# [What the task requires]
Select and reproduce each line of the listing below that bears the string "name".

# [Material shown]
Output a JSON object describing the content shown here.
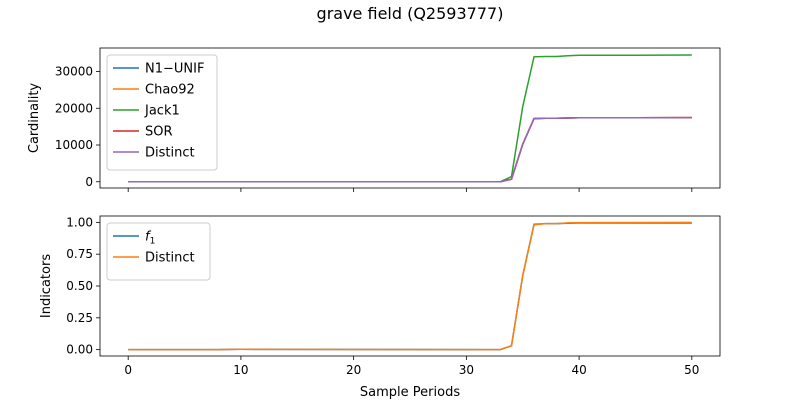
{
  "figure": {
    "title": "grave field (Q2593777)"
  },
  "chart_data": [
    {
      "type": "line",
      "ylabel": "Cardinality",
      "xlabel": "",
      "xlim": [
        -2.5,
        52.5
      ],
      "ylim": [
        -1700,
        36400
      ],
      "xticks": [
        "0",
        "10",
        "20",
        "30",
        "40",
        "50"
      ],
      "yticks": [
        {
          "value": 0,
          "label": "0"
        },
        {
          "value": 10000,
          "label": "10000"
        },
        {
          "value": 20000,
          "label": "20000"
        },
        {
          "value": 30000,
          "label": "30000"
        }
      ],
      "x_tick_labels_visible": false,
      "grid": false,
      "legend_position": "upper left",
      "x": [
        0,
        10,
        20,
        30,
        33,
        34,
        35,
        36,
        37,
        38,
        39,
        40,
        45,
        50
      ],
      "series": [
        {
          "name": "N1−UNIF",
          "color": "#1f77b4",
          "values": [
            0,
            0,
            0,
            0,
            0,
            700,
            10200,
            17200,
            17300,
            17300,
            17350,
            17400,
            17400,
            17450
          ]
        },
        {
          "name": "Chao92",
          "color": "#ff7f0e",
          "values": [
            0,
            0,
            0,
            0,
            0,
            700,
            10200,
            17200,
            17300,
            17300,
            17350,
            17400,
            17400,
            17450
          ]
        },
        {
          "name": "Jack1",
          "color": "#2ca02c",
          "values": [
            0,
            0,
            0,
            0,
            0,
            1400,
            20400,
            34000,
            34100,
            34100,
            34300,
            34400,
            34400,
            34500
          ]
        },
        {
          "name": "SOR",
          "color": "#d62728",
          "values": [
            0,
            0,
            0,
            0,
            0,
            700,
            10200,
            17200,
            17300,
            17300,
            17350,
            17400,
            17400,
            17450
          ]
        },
        {
          "name": "Distinct",
          "color": "#9467bd",
          "values": [
            0,
            0,
            0,
            0,
            0,
            700,
            10200,
            17200,
            17300,
            17300,
            17350,
            17400,
            17400,
            17450
          ]
        }
      ]
    },
    {
      "type": "line",
      "ylabel": "Indicators",
      "xlabel": "Sample Periods",
      "xlim": [
        -2.5,
        52.5
      ],
      "ylim": [
        -0.05,
        1.05
      ],
      "xticks": [
        "0",
        "10",
        "20",
        "30",
        "40",
        "50"
      ],
      "yticks": [
        {
          "value": 0,
          "label": "0.00"
        },
        {
          "value": 0.25,
          "label": "0.25"
        },
        {
          "value": 0.5,
          "label": "0.50"
        },
        {
          "value": 0.75,
          "label": "0.75"
        },
        {
          "value": 1,
          "label": "1.00"
        }
      ],
      "x_tick_labels_visible": true,
      "grid": false,
      "legend_position": "upper left",
      "x": [
        0,
        8,
        10,
        33,
        34,
        35,
        36,
        37,
        38,
        39,
        40,
        45,
        50
      ],
      "series": [
        {
          "name": "f₁",
          "color": "#1f77b4",
          "values": [
            0,
            0,
            0.003,
            0,
            0.03,
            0.58,
            0.985,
            0.99,
            0.99,
            0.993,
            0.995,
            0.995,
            0.995
          ]
        },
        {
          "name": "Distinct",
          "color": "#ff7f0e",
          "values": [
            0,
            0,
            0.003,
            0,
            0.03,
            0.58,
            0.98,
            0.99,
            0.99,
            0.996,
            0.998,
            0.999,
            1.0
          ]
        }
      ]
    }
  ]
}
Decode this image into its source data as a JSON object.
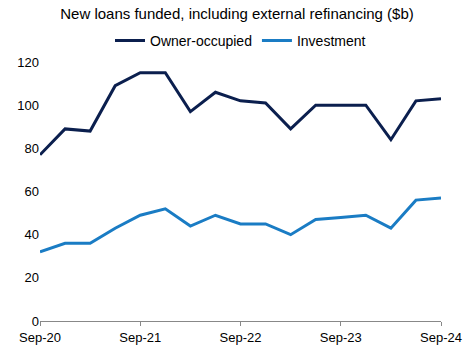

# [Answer to this task]
          "name": "N1−UNIF",
          "name": "Chao92",
          "name": "Jack1",
          "name": "SOR",
          "name": "Distinct",
          "name": "f₁",
          "name": "Distinct",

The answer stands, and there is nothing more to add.